Stored data entries
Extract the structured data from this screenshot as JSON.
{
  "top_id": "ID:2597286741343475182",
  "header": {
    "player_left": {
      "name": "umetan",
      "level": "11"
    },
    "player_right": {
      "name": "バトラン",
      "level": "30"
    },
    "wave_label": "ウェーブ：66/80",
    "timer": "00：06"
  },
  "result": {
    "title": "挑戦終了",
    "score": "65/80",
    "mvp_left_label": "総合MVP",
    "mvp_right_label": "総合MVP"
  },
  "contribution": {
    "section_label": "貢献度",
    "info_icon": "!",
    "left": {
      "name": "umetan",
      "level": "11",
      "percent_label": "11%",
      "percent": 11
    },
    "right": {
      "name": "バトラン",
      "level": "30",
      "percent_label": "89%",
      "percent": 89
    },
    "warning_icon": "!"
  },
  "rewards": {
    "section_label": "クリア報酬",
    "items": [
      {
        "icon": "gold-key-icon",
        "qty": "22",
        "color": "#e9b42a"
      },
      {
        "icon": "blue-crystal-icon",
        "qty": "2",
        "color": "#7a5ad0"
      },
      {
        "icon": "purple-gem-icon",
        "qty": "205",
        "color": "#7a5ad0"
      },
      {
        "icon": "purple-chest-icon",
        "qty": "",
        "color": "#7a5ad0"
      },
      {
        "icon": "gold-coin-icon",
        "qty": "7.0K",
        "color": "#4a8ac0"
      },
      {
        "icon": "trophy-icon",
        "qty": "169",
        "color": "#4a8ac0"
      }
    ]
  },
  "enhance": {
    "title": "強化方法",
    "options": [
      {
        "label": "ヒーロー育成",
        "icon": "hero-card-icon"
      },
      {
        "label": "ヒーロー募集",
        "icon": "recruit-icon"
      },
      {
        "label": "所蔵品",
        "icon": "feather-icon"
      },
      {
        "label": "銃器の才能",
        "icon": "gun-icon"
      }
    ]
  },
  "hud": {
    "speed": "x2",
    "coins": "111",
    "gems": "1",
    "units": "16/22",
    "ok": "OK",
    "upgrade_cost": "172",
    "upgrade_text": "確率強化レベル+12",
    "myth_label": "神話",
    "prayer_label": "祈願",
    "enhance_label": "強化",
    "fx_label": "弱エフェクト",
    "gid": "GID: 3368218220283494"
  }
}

■ Goal ■
Every record should be repeated exactly; please leave none out.

■ Expected answer ■
Extract the structured data from this screenshot as JSON.
{
  "top_id": "ID:2597286741343475182",
  "header": {
    "player_left": {
      "name": "umetan",
      "level": "11"
    },
    "player_right": {
      "name": "バトラン",
      "level": "30"
    },
    "wave_label": "ウェーブ：66/80",
    "timer": "00：06"
  },
  "result": {
    "title": "挑戦終了",
    "score": "65/80",
    "mvp_left_label": "総合MVP",
    "mvp_right_label": "総合MVP"
  },
  "contribution": {
    "section_label": "貢献度",
    "info_icon": "!",
    "left": {
      "name": "umetan",
      "level": "11",
      "percent_label": "11%",
      "percent": 11
    },
    "right": {
      "name": "バトラン",
      "level": "30",
      "percent_label": "89%",
      "percent": 89
    },
    "warning_icon": "!"
  },
  "rewards": {
    "section_label": "クリア報酬",
    "items": [
      {
        "icon": "gold-key-icon",
        "qty": "22",
        "color": "#e9b42a"
      },
      {
        "icon": "blue-crystal-icon",
        "qty": "2",
        "color": "#7a5ad0"
      },
      {
        "icon": "purple-gem-icon",
        "qty": "205",
        "color": "#7a5ad0"
      },
      {
        "icon": "purple-chest-icon",
        "qty": "",
        "color": "#7a5ad0"
      },
      {
        "icon": "gold-coin-icon",
        "qty": "7.0K",
        "color": "#4a8ac0"
      },
      {
        "icon": "trophy-icon",
        "qty": "169",
        "color": "#4a8ac0"
      }
    ]
  },
  "enhance": {
    "title": "強化方法",
    "options": [
      {
        "label": "ヒーロー育成",
        "icon": "hero-card-icon"
      },
      {
        "label": "ヒーロー募集",
        "icon": "recruit-icon"
      },
      {
        "label": "所蔵品",
        "icon": "feather-icon"
      },
      {
        "label": "銃器の才能",
        "icon": "gun-icon"
      }
    ]
  },
  "hud": {
    "speed": "x2",
    "coins": "111",
    "gems": "1",
    "units": "16/22",
    "ok": "OK",
    "upgrade_cost": "172",
    "upgrade_text": "確率強化レベル+12",
    "myth_label": "神話",
    "prayer_label": "祈願",
    "enhance_label": "強化",
    "fx_label": "弱エフェクト",
    "gid": "GID: 3368218220283494"
  }
}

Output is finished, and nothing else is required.